• Description of the task: Scan the material for the word "брудні", and copy each line where it shows up.

##### Stored records #####

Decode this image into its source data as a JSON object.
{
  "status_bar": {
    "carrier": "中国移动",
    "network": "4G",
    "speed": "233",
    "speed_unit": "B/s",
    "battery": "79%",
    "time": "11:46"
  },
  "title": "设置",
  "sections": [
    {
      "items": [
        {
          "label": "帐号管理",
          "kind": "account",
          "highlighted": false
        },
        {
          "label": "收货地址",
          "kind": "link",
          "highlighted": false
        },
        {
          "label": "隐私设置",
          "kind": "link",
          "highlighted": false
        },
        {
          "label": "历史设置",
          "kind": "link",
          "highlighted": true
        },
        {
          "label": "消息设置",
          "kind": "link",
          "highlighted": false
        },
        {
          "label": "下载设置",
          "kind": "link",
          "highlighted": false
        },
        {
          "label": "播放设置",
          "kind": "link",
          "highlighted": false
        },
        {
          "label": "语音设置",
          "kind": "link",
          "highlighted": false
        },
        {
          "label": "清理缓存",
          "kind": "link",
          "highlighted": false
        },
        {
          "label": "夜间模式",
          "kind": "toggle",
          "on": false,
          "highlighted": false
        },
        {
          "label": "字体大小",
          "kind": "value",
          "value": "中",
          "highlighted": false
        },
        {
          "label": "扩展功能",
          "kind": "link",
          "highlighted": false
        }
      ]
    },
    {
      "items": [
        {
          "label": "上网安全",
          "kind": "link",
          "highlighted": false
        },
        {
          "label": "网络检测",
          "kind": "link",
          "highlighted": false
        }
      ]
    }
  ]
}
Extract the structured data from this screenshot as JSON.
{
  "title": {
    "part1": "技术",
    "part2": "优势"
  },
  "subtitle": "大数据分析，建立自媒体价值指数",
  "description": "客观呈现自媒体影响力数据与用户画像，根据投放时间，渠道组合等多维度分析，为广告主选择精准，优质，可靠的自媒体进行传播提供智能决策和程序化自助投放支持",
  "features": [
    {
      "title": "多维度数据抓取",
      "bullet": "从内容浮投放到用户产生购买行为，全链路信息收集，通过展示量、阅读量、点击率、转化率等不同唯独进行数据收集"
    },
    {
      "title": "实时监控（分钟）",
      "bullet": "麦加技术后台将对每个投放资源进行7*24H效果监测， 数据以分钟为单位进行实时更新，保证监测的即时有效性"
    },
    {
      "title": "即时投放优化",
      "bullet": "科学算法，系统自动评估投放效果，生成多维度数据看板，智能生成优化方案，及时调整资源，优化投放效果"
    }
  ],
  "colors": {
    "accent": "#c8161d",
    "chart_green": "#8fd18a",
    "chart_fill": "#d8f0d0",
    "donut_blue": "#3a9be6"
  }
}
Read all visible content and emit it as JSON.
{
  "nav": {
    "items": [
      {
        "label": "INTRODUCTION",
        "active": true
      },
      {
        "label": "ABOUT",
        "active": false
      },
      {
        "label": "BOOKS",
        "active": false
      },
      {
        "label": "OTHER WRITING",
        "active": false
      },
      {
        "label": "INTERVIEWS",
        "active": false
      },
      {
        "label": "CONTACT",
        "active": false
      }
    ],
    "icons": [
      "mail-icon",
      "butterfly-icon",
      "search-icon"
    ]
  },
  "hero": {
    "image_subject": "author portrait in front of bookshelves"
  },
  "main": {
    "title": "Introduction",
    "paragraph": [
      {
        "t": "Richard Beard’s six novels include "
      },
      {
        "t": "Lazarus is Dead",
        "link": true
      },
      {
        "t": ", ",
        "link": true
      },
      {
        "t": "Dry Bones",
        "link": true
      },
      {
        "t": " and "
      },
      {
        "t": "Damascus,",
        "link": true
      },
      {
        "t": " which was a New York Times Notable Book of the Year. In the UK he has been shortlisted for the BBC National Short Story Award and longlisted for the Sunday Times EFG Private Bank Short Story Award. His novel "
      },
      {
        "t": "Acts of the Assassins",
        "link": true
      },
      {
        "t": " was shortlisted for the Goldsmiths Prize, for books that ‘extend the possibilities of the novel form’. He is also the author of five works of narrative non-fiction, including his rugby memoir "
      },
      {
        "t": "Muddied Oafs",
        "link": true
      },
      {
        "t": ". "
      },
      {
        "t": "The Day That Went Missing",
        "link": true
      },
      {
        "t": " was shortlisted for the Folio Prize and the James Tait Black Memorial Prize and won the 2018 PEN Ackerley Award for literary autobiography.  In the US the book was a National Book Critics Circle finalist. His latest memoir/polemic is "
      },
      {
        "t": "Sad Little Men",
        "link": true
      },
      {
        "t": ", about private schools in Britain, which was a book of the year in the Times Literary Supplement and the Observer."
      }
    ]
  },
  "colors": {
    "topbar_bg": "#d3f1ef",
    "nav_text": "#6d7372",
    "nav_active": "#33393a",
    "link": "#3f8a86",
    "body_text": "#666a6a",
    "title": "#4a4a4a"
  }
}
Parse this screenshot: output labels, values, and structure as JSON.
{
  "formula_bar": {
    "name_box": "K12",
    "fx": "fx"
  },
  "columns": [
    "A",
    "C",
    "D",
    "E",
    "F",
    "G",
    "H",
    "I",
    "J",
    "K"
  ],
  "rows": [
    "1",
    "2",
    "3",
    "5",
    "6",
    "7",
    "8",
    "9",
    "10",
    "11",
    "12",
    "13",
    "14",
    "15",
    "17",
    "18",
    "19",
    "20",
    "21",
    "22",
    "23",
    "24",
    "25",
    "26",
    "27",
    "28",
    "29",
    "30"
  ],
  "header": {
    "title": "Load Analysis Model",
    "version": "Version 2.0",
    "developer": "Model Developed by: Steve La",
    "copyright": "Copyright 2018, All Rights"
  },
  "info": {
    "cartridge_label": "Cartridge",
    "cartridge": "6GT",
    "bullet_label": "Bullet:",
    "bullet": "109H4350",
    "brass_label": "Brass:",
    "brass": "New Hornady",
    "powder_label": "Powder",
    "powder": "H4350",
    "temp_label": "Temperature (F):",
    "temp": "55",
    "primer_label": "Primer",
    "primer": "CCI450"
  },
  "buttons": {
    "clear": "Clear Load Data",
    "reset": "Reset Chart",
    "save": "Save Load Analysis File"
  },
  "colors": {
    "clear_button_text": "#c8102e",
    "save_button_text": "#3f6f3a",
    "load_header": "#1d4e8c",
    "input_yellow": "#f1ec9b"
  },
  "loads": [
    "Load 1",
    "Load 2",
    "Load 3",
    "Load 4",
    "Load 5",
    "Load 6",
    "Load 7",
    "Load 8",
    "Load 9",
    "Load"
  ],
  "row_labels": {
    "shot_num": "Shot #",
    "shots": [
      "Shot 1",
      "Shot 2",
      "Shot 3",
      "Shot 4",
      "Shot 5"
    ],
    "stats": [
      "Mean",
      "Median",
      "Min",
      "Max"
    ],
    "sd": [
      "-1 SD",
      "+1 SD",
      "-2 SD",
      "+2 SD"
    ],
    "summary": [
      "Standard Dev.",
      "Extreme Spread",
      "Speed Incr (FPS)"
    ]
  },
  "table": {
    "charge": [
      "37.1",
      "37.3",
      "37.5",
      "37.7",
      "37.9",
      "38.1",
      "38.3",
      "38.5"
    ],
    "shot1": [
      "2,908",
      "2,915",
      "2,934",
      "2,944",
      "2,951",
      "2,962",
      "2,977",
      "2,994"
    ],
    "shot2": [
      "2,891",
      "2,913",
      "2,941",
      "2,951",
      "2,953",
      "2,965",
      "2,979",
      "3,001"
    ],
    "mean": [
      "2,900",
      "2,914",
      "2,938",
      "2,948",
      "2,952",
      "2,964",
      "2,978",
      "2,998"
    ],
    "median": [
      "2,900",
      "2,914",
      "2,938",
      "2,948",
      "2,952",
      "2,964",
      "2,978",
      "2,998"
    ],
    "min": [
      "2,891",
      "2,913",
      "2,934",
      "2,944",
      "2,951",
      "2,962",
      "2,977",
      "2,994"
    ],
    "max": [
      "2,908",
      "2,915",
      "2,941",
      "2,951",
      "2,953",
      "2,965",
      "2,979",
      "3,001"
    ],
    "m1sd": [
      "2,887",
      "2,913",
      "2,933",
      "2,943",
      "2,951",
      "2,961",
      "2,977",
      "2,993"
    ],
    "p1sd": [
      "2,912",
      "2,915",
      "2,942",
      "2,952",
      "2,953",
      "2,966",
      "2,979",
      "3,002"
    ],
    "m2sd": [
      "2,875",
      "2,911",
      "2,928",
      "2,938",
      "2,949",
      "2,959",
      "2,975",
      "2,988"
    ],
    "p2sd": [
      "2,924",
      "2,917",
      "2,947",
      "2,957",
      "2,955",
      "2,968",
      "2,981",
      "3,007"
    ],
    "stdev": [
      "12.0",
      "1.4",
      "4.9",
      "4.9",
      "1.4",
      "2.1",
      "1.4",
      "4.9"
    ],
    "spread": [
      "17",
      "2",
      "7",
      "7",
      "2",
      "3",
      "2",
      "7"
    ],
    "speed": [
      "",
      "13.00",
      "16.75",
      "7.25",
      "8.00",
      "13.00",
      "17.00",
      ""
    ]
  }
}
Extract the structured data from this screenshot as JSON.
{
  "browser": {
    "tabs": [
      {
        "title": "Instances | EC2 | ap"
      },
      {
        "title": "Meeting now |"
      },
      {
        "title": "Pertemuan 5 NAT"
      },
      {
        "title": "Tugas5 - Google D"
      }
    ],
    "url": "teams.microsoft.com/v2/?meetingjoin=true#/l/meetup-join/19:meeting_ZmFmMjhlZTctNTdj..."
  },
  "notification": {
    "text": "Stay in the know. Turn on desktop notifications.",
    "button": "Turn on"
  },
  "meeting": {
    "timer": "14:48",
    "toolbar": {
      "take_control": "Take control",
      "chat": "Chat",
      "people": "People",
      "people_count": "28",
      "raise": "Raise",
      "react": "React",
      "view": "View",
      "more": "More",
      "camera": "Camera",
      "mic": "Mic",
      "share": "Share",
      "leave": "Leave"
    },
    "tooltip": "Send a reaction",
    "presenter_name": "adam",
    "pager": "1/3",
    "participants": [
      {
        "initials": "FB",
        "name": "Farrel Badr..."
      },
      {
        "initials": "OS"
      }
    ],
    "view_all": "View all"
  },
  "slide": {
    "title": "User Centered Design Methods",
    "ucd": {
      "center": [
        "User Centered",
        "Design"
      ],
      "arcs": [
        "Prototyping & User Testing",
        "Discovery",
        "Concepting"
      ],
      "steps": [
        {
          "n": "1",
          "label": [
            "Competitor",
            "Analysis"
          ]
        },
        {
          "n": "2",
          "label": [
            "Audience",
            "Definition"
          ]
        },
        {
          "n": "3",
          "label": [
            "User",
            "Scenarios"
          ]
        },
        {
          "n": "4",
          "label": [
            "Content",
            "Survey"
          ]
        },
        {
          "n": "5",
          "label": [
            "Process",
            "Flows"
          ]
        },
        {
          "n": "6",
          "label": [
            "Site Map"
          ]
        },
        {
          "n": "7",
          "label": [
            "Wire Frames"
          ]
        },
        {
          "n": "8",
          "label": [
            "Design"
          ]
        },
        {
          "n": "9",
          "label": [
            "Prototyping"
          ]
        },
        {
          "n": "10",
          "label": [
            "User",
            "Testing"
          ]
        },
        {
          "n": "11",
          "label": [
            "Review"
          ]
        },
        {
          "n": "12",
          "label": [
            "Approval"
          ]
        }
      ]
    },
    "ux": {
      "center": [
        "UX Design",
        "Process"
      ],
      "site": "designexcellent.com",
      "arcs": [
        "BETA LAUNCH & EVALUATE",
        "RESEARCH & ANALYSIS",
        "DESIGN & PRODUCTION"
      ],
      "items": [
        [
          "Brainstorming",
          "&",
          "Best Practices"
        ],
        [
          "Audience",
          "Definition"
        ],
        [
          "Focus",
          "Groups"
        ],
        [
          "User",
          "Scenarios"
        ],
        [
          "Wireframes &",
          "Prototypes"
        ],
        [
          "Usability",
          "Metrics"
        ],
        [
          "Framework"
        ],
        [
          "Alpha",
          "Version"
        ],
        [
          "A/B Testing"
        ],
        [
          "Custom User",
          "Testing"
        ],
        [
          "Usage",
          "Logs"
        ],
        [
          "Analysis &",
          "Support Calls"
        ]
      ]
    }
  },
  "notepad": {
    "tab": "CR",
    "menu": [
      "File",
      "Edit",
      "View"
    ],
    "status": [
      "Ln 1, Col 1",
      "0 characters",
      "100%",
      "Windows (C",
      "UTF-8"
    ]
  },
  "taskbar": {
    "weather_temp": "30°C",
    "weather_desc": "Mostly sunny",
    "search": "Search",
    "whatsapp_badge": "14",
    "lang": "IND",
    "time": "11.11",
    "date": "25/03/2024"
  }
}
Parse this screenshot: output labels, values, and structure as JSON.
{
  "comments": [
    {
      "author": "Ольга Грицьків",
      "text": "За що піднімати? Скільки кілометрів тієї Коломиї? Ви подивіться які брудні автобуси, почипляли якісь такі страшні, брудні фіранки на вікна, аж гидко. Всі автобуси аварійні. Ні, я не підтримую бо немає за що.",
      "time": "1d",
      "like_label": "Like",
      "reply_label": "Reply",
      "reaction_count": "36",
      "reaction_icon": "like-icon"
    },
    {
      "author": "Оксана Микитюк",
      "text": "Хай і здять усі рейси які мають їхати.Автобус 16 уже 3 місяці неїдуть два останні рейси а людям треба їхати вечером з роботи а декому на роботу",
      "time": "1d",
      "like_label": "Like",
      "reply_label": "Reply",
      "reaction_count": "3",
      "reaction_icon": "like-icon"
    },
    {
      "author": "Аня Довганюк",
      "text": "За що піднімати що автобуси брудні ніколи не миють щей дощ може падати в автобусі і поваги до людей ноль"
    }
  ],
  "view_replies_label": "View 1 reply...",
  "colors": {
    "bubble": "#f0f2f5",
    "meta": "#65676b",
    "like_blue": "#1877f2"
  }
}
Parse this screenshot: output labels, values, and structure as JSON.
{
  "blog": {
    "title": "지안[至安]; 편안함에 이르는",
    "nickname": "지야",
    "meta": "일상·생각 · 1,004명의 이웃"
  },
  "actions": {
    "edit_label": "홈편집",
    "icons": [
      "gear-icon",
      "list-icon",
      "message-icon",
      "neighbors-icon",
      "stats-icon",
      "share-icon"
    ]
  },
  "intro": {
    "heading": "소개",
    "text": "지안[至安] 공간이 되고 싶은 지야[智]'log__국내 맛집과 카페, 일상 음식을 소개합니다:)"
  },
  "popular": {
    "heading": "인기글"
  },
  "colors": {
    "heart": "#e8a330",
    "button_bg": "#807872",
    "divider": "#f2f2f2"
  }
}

#####

• Finished exercise:
      "text": "За що піднімати? Скільки кілометрів тієї Коломиї? Ви подивіться які брудні автобуси, почипляли якісь такі страшні, брудні фіранки на вікна, аж гидко. Всі автобуси аварійні. Ні, я не підтримую бо немає за що.",
      "text": "За що піднімати що автобуси брудні ніколи не миють щей дощ може падати в автобусі і поваги до людей ноль"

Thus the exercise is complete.